Dataset extract:
--- START ---
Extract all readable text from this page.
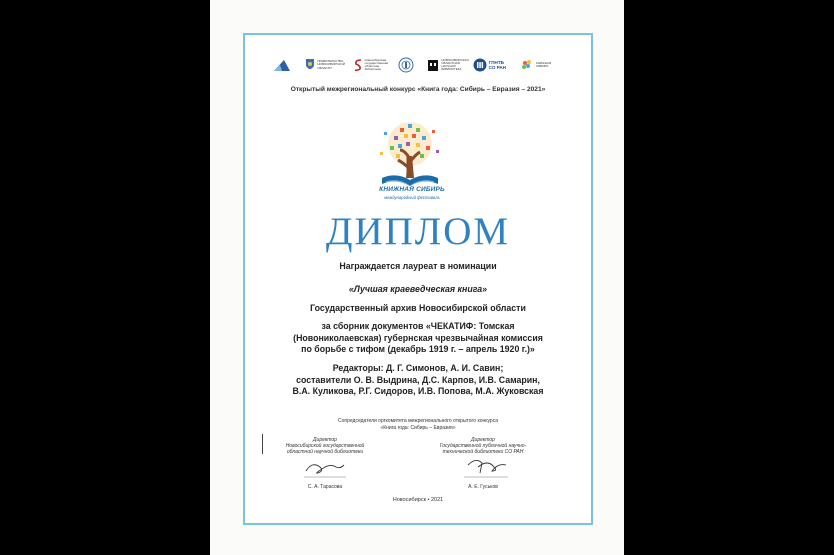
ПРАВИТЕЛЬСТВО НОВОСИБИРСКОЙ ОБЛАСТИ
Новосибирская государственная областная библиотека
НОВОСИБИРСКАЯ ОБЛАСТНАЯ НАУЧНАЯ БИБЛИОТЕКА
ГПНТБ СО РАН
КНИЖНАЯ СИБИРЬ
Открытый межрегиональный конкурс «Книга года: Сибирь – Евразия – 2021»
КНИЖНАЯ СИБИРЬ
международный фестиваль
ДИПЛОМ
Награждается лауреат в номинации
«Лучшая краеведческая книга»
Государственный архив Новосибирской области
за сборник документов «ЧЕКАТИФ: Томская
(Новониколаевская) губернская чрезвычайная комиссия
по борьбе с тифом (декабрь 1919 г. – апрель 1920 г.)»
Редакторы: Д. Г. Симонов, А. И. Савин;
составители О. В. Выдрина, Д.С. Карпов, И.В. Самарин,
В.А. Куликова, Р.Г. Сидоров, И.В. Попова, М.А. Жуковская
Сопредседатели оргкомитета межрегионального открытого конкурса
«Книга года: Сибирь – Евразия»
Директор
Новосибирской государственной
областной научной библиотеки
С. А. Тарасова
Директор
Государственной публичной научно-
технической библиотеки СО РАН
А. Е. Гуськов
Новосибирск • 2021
--- END ---
--- START ---
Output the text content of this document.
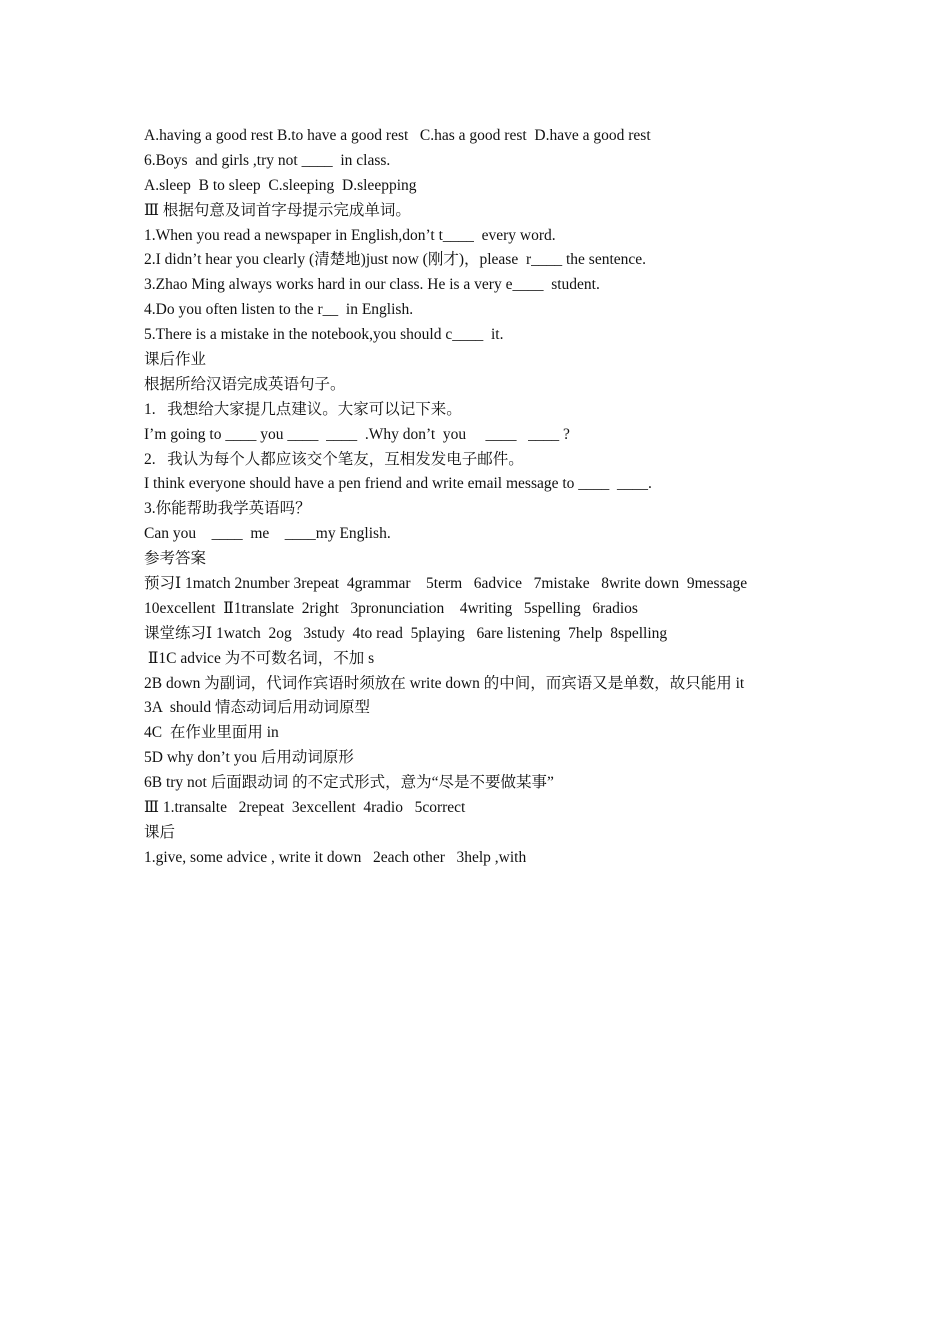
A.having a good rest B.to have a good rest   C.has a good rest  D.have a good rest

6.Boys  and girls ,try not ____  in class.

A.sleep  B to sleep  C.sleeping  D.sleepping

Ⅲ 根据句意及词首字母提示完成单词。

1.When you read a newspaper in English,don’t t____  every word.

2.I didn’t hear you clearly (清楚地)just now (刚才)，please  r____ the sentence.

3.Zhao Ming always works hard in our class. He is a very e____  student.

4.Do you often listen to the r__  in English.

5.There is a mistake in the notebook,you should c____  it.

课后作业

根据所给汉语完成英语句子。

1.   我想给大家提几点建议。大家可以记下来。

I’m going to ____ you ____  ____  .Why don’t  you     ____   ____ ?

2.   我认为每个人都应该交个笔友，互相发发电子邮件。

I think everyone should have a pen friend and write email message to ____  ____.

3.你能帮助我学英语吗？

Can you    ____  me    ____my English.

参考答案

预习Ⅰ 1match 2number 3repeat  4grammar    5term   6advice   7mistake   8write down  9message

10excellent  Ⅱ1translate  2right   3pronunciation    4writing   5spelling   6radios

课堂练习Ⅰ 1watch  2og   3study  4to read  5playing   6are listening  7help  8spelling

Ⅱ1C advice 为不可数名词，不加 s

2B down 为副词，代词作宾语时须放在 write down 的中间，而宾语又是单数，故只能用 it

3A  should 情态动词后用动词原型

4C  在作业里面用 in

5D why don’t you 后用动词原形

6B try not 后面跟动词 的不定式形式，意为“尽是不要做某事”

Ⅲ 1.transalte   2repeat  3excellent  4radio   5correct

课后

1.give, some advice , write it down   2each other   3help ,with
--- END ---
--- START ---
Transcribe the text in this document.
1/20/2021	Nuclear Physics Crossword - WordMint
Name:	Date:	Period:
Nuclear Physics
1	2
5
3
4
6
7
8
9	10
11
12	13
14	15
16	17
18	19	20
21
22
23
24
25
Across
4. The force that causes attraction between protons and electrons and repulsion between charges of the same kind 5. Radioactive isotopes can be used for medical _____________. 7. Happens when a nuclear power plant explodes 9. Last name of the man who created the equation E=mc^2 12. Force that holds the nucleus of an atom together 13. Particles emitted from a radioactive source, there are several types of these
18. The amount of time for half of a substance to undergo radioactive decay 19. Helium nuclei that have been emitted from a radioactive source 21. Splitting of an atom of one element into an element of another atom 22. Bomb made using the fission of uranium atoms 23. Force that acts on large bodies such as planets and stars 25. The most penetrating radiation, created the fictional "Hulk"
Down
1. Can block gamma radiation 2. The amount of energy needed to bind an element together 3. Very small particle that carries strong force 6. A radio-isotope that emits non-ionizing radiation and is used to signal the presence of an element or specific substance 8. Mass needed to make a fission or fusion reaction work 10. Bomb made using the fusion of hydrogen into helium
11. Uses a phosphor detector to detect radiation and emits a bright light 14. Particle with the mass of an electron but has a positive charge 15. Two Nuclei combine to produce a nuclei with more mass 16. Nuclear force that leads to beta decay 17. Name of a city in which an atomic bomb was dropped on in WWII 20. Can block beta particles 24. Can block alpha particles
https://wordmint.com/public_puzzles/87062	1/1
--- END ---
Within the entries above, report how many lines include "this", and keep the answer to the number.

Solution to the exercise: 3